### Objective
Return the material word for word. Do not include pictures.

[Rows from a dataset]
+--

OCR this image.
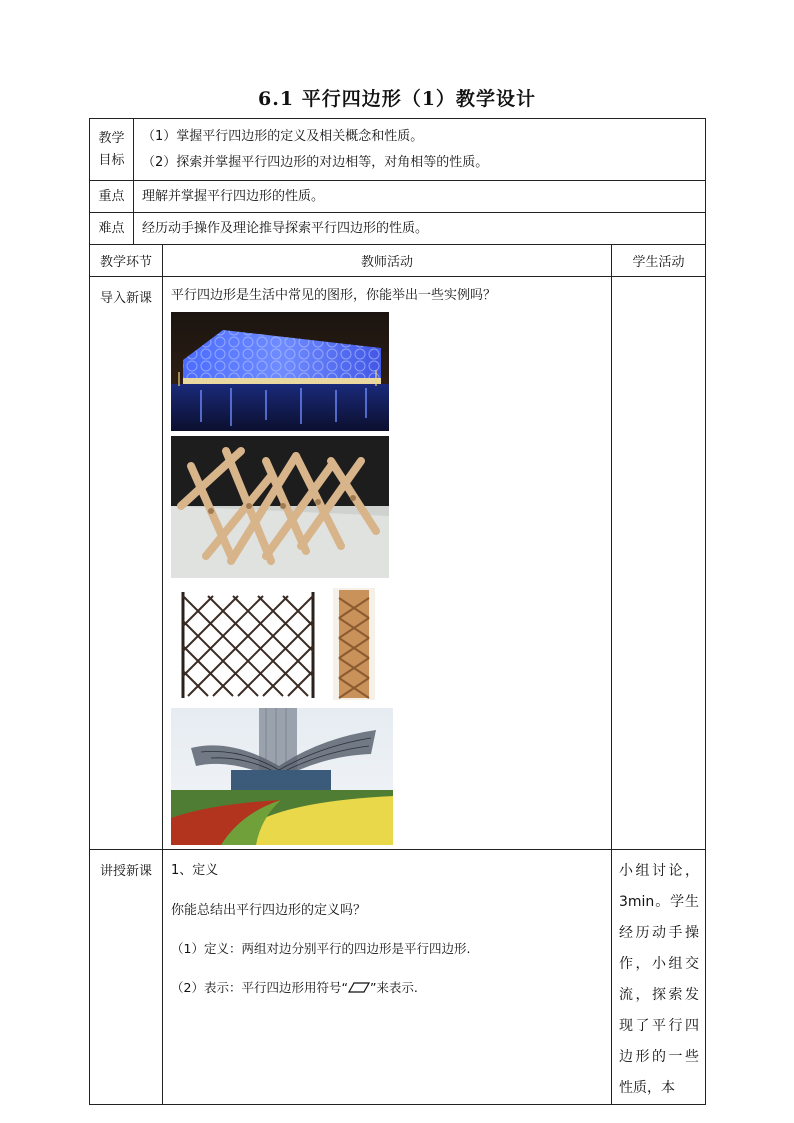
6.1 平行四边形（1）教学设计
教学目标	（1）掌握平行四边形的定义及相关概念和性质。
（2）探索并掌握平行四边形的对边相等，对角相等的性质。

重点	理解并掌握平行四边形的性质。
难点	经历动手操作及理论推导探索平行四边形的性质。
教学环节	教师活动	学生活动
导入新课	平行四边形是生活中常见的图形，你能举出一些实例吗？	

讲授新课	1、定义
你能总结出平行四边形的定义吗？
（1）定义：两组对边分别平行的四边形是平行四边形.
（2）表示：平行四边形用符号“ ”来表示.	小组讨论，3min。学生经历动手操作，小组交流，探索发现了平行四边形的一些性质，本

+--

### Response for this exercise
OCR this image.
6.1 平行四边形（1）教学设计
教学目标	（1）掌握平行四边形的定义及相关概念和性质。
（2）探索并掌握平行四边形的对边相等，对角相等的性质。

重点	理解并掌握平行四边形的性质。
难点	经历动手操作及理论推导探索平行四边形的性质。
教学环节	教师活动	学生活动
导入新课	平行四边形是生活中常见的图形，你能举出一些实例吗？	

讲授新课	1、定义
你能总结出平行四边形的定义吗？
（1）定义：两组对边分别平行的四边形是平行四边形.
（2）表示：平行四边形用符号“ ”来表示.	小组讨论，3min。学生经历动手操作，小组交流，探索发现了平行四边形的一些性质，本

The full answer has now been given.